- [THE EXERCISE]: Repeat, exactly and alone, every line from the line that contains "Output the text content of this document." to the end of the entries.
# start of PROVIDED RECORDS
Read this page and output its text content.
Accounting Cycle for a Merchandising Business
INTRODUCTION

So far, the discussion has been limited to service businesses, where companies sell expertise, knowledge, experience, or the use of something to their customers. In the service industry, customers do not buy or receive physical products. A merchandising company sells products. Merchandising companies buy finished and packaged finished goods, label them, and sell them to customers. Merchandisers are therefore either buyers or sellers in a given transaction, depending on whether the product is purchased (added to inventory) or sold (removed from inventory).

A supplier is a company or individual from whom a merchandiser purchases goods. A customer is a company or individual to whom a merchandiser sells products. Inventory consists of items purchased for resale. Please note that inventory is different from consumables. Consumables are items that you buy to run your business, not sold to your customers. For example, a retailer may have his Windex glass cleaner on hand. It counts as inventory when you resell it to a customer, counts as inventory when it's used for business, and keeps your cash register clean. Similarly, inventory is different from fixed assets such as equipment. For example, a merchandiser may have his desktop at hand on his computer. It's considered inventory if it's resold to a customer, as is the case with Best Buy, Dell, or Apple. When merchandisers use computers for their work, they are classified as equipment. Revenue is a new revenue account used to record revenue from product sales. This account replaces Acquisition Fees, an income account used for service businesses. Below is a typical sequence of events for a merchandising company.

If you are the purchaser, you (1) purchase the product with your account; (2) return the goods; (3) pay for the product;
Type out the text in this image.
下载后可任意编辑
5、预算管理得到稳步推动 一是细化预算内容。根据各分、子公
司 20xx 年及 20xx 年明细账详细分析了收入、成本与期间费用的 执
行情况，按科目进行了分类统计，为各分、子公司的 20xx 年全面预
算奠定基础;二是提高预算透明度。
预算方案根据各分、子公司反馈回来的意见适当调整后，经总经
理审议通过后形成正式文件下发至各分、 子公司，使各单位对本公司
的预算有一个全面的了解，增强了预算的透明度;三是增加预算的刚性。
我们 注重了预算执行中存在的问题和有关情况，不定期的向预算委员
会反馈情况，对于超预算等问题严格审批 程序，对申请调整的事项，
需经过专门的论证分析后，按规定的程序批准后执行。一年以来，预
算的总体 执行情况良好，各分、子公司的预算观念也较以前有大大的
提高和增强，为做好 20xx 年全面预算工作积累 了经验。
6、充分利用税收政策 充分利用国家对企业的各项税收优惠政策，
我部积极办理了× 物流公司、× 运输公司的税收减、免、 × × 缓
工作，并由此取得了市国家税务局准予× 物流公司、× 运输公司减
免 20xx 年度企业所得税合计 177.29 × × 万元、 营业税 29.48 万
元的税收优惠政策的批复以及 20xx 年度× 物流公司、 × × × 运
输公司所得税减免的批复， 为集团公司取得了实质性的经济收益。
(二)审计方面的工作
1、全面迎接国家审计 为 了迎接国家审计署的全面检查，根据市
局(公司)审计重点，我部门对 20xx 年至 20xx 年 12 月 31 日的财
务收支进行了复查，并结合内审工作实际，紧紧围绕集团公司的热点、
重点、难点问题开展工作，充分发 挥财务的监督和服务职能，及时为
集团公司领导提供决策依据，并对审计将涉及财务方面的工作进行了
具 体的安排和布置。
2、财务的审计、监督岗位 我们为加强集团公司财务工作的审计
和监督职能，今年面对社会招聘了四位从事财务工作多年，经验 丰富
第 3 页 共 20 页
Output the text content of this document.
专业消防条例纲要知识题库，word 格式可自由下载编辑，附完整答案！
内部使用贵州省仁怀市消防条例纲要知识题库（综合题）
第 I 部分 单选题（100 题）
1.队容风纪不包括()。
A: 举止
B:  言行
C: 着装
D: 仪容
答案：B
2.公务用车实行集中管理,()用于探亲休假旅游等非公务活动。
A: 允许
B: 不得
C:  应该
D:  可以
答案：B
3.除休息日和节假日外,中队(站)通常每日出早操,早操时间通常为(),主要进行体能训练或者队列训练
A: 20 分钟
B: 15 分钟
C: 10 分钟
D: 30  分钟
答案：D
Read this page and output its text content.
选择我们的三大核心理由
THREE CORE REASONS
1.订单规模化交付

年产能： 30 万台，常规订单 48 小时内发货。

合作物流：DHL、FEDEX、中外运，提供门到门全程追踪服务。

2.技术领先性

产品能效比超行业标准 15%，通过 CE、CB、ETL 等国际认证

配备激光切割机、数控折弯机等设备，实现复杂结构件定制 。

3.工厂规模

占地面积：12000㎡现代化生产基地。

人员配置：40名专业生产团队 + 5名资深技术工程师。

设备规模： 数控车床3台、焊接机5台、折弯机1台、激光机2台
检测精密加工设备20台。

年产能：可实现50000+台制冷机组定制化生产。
# end of PROVIDED RECORDS
- [COMPLETE ANSWER]:
Output the text content of this document.
专业消防条例纲要知识题库，word 格式可自由下载编辑，附完整答案！
内部使用贵州省仁怀市消防条例纲要知识题库（综合题）
第 I 部分 单选题（100 题）
1.队容风纪不包括()。
A: 举止
B:  言行
C: 着装
D: 仪容
答案：B
2.公务用车实行集中管理,()用于探亲休假旅游等非公务活动。
A: 允许
B: 不得
C:  应该
D:  可以
答案：B
3.除休息日和节假日外,中队(站)通常每日出早操,早操时间通常为(),主要进行体能训练或者队列训练
A: 20 分钟
B: 15 分钟
C: 10 分钟
D: 30  分钟
答案：D
Read this page and output its text content.
选择我们的三大核心理由
THREE CORE REASONS
1.订单规模化交付

年产能： 30 万台，常规订单 48 小时内发货。

合作物流：DHL、FEDEX、中外运，提供门到门全程追踪服务。

2.技术领先性

产品能效比超行业标准 15%，通过 CE、CB、ETL 等国际认证

配备激光切割机、数控折弯机等设备，实现复杂结构件定制 。

3.工厂规模

占地面积：12000㎡现代化生产基地。

人员配置：40名专业生产团队 + 5名资深技术工程师。

设备规模： 数控车床3台、焊接机5台、折弯机1台、激光机2台
检测精密加工设备20台。

年产能：可实现50000+台制冷机组定制化生产。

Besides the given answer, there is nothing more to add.